Source data:
--- start ---

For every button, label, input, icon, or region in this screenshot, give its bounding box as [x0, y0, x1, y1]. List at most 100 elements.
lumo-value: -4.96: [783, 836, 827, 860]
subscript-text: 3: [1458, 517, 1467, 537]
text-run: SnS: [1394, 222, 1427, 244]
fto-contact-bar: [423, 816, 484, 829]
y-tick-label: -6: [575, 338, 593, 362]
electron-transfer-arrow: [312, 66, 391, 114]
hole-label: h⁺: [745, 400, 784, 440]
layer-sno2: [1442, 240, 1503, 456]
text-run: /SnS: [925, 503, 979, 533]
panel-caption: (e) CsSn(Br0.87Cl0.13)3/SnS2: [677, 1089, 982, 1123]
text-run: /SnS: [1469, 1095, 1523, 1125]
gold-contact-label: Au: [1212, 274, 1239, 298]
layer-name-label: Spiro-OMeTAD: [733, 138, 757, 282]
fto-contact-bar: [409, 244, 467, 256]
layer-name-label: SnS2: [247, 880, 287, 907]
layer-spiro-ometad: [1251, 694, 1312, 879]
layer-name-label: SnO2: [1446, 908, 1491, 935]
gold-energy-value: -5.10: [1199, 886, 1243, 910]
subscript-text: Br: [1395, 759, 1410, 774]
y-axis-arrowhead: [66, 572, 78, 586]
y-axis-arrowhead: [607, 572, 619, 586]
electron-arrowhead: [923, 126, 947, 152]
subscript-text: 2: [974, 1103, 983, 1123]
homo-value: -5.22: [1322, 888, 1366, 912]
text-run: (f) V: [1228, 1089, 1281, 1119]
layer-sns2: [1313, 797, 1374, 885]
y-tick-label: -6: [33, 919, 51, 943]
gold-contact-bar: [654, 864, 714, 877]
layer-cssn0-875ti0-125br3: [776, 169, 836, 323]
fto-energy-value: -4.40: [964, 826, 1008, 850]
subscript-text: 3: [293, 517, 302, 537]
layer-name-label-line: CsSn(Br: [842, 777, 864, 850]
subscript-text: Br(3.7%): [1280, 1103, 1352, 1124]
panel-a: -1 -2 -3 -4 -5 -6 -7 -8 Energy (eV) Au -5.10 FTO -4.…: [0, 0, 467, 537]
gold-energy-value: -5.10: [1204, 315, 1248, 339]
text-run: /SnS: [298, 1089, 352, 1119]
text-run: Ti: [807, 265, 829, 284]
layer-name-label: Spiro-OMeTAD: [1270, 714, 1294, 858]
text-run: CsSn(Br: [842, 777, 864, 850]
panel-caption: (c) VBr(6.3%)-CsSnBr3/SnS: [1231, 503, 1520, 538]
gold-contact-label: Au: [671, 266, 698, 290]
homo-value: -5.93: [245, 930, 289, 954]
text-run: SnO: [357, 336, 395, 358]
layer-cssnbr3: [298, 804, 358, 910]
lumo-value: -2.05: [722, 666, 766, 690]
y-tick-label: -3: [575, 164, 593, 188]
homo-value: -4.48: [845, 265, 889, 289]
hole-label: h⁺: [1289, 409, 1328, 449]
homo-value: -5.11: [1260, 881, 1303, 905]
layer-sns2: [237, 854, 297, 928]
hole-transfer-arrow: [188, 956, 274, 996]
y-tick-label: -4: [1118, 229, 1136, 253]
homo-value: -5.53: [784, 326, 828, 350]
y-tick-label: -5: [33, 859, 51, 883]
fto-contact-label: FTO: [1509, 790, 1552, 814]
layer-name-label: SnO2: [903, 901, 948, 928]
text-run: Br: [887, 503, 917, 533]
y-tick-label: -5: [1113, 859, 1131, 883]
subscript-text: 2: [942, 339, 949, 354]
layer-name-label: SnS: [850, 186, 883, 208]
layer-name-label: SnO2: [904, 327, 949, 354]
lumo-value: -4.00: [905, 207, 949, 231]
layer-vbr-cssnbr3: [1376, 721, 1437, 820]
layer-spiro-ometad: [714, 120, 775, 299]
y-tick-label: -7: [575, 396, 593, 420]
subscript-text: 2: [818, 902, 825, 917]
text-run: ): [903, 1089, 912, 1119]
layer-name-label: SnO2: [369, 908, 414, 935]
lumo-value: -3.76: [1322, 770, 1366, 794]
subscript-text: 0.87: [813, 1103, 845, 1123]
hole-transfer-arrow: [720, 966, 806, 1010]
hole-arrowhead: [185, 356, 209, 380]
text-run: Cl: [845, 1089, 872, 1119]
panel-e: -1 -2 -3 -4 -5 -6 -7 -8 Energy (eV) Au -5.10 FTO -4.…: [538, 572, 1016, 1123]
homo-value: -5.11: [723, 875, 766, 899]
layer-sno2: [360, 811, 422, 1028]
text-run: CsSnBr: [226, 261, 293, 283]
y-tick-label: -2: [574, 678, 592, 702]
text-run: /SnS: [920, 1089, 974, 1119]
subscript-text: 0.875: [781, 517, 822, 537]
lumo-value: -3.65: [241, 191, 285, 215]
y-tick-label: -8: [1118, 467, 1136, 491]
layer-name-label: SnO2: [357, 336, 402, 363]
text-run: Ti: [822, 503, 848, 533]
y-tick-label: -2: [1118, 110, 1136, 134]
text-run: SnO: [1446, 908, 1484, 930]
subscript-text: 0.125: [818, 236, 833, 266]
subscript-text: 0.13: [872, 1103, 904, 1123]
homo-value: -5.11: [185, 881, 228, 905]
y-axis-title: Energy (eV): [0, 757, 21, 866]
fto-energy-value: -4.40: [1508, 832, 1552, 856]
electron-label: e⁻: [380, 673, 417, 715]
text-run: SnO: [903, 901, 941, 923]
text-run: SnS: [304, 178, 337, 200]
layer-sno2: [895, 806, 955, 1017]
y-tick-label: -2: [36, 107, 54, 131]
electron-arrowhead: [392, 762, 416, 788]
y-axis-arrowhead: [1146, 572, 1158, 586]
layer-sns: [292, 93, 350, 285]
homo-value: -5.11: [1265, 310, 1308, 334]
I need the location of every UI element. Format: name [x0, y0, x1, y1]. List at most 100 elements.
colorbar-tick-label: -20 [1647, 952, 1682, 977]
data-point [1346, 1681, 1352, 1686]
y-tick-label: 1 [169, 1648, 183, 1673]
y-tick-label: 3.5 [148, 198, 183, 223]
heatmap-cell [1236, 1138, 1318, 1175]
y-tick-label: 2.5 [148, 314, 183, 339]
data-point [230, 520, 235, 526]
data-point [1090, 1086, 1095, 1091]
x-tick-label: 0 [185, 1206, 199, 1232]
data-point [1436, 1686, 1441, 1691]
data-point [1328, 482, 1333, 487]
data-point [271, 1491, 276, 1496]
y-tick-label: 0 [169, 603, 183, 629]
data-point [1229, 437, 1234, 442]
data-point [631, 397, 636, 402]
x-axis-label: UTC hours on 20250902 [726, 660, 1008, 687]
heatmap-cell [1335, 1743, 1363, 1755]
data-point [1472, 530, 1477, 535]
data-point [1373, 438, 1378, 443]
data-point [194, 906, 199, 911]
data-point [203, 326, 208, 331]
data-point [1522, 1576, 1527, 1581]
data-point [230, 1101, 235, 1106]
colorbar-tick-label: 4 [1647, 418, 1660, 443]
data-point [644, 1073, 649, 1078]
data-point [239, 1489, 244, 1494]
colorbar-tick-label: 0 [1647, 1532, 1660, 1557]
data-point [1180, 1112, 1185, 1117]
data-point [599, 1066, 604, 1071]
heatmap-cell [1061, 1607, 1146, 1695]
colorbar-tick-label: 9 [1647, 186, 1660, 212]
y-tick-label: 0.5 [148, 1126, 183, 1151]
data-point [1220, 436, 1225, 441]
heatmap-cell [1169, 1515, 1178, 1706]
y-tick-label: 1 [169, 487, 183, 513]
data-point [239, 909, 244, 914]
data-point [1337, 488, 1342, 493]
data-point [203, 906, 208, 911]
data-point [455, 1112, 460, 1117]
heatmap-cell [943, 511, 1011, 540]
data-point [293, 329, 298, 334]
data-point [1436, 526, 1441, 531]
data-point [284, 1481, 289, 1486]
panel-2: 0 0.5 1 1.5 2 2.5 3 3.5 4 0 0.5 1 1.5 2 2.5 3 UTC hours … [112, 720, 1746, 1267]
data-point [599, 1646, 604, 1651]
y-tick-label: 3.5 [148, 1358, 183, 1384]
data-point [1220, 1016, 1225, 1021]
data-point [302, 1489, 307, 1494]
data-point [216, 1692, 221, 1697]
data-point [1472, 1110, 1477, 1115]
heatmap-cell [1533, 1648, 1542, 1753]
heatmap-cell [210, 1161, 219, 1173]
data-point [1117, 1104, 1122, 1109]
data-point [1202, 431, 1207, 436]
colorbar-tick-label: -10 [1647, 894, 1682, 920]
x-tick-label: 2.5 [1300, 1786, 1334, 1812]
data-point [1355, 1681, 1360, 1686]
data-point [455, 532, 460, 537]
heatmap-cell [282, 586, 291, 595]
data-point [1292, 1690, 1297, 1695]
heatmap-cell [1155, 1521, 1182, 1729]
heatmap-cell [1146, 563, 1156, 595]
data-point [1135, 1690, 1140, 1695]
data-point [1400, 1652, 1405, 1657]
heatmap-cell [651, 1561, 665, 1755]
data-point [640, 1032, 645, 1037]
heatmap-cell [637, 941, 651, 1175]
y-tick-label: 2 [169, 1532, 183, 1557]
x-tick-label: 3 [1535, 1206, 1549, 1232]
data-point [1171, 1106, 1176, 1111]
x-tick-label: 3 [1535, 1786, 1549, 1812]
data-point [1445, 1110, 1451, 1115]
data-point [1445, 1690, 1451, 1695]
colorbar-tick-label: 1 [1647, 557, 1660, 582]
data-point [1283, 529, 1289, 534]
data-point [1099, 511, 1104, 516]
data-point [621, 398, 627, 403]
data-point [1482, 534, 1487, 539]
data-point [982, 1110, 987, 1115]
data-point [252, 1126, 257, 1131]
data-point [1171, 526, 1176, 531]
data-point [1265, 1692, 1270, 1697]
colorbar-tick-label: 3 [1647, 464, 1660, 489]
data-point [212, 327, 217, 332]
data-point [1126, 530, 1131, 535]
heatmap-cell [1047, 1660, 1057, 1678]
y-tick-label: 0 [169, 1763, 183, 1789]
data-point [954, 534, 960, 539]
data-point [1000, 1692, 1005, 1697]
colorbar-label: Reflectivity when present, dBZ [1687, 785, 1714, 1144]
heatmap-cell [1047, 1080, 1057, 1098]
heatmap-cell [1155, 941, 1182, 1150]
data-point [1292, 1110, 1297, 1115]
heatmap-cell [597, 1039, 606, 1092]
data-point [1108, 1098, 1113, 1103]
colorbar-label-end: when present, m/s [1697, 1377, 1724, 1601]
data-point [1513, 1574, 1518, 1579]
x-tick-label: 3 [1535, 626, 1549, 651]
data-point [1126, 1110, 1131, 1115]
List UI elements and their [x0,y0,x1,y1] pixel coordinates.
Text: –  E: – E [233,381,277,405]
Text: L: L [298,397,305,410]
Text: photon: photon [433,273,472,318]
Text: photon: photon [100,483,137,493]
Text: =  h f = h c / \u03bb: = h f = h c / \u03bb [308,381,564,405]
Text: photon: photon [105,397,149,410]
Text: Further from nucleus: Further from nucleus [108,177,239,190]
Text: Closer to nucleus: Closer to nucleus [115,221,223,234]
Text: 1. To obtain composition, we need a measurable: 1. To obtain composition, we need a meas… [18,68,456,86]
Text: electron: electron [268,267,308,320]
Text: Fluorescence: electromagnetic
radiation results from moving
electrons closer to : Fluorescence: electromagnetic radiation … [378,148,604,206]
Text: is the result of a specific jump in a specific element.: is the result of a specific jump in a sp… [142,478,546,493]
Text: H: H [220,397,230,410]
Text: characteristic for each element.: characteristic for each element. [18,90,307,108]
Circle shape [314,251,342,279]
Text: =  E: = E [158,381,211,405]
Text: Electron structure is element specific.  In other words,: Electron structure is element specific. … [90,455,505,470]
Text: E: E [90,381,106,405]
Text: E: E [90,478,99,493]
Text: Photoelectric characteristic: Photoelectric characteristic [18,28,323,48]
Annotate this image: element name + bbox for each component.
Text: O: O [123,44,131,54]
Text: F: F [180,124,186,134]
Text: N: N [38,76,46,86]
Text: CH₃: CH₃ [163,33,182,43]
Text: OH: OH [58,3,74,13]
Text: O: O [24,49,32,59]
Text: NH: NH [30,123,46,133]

--- end ---

[Task statement]
Repeat the items word for word, starting from the first line and ending with the line containing "fto-contact-bar: [423, 816, 484, 829]", both included.

[Answer to this exercise]
For every button, label, input, icon, or region in this screenshot, give its bounding box as [x0, y0, x1, y1]. List at most 100 elements.
lumo-value: -4.96: [783, 836, 827, 860]
subscript-text: 3: [1458, 517, 1467, 537]
text-run: SnS: [1394, 222, 1427, 244]
fto-contact-bar: [423, 816, 484, 829]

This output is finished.